## RAW RECORDS
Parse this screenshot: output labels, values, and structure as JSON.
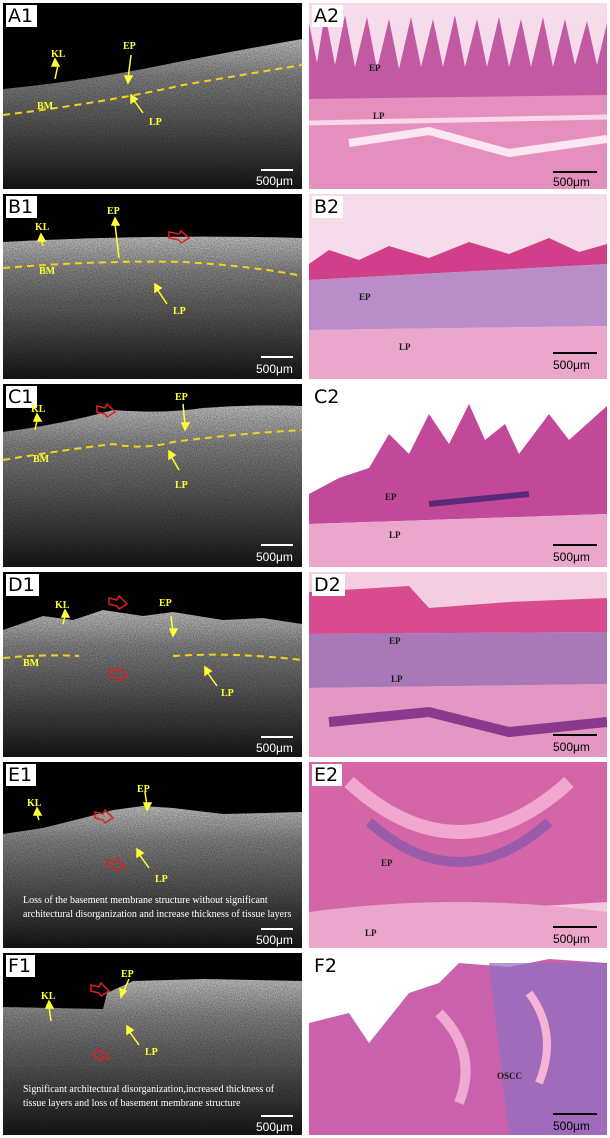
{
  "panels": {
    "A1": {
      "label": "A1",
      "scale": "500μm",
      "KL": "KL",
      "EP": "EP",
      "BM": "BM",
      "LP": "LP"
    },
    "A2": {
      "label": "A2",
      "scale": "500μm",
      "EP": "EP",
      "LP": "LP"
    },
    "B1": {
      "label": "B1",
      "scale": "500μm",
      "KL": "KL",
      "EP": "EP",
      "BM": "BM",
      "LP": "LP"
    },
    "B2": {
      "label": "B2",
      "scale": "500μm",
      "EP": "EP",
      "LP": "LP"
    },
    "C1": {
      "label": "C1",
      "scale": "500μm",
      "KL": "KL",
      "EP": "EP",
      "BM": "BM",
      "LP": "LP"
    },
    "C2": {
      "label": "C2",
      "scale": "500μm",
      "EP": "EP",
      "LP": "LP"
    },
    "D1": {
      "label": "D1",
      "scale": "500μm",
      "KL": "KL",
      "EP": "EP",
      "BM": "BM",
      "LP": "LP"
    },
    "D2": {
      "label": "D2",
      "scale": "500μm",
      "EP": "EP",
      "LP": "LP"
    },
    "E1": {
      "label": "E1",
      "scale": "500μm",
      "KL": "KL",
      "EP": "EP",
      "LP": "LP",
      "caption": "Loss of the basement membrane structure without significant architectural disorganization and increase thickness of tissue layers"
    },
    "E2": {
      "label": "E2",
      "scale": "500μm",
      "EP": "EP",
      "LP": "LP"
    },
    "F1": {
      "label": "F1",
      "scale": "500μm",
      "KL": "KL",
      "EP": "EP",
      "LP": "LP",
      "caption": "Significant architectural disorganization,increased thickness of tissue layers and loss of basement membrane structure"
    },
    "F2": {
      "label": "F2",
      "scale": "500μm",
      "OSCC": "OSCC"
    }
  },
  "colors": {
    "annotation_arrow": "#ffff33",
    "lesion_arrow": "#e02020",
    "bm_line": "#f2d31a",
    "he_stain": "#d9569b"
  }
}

...

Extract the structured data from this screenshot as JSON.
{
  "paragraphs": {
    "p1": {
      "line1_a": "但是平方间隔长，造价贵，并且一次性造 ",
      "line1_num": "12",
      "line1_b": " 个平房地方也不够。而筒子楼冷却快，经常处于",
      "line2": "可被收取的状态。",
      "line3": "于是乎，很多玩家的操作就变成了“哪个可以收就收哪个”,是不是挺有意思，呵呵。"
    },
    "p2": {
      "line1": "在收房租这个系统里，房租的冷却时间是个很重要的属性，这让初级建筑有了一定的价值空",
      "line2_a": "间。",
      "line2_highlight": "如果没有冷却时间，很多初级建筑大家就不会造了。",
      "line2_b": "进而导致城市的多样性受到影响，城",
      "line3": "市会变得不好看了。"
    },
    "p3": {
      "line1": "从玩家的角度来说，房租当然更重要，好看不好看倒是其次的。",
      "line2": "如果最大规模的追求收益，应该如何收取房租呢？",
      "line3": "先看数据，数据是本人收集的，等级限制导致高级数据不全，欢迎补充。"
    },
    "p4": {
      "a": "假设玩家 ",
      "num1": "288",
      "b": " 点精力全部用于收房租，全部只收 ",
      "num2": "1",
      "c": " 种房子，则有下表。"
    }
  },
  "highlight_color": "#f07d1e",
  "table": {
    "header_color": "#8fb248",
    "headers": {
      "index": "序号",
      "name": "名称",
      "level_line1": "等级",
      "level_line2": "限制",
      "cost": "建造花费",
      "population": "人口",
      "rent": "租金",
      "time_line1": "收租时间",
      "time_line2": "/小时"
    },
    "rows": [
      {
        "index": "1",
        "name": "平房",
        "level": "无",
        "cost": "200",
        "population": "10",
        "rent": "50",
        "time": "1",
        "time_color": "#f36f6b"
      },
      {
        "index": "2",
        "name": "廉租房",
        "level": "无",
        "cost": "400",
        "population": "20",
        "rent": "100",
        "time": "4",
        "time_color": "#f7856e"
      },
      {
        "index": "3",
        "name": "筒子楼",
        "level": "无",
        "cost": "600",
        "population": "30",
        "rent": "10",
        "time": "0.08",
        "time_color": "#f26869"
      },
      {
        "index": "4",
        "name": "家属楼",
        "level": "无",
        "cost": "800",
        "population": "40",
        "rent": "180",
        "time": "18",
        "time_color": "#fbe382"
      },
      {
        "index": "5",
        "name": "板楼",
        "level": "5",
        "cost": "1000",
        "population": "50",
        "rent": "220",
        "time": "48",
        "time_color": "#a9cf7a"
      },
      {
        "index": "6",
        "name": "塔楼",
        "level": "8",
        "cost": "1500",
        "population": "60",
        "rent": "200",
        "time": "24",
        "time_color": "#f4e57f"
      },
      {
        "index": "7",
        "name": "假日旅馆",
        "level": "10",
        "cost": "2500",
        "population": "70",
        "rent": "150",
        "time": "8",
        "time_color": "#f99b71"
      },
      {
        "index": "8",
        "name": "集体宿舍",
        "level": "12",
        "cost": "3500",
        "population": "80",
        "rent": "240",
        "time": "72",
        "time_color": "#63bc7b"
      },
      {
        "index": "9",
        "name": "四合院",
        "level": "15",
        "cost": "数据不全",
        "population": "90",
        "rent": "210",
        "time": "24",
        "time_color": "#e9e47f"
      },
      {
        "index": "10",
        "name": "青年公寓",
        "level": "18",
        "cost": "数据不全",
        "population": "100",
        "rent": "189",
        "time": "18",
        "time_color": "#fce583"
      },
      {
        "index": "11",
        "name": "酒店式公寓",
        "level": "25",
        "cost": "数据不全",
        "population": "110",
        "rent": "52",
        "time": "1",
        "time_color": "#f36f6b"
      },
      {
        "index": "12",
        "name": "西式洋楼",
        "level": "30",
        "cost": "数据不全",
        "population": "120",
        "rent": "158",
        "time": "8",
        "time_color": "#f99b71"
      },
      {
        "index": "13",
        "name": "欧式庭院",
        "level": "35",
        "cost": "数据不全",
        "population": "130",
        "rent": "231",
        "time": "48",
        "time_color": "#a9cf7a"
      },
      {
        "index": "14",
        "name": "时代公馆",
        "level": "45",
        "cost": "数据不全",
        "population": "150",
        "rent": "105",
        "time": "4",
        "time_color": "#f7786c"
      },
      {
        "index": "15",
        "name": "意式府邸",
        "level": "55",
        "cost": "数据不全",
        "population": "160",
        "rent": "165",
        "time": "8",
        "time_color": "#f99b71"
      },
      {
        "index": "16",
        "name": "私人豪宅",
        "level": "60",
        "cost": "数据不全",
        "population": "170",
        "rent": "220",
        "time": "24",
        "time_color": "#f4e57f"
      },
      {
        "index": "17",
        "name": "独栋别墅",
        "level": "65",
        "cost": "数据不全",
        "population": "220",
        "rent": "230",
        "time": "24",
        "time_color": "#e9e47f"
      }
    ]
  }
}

## EXERCISE PROMPT
State how many lines above include the word "caption", and nothing more.

## TASK RESULT
2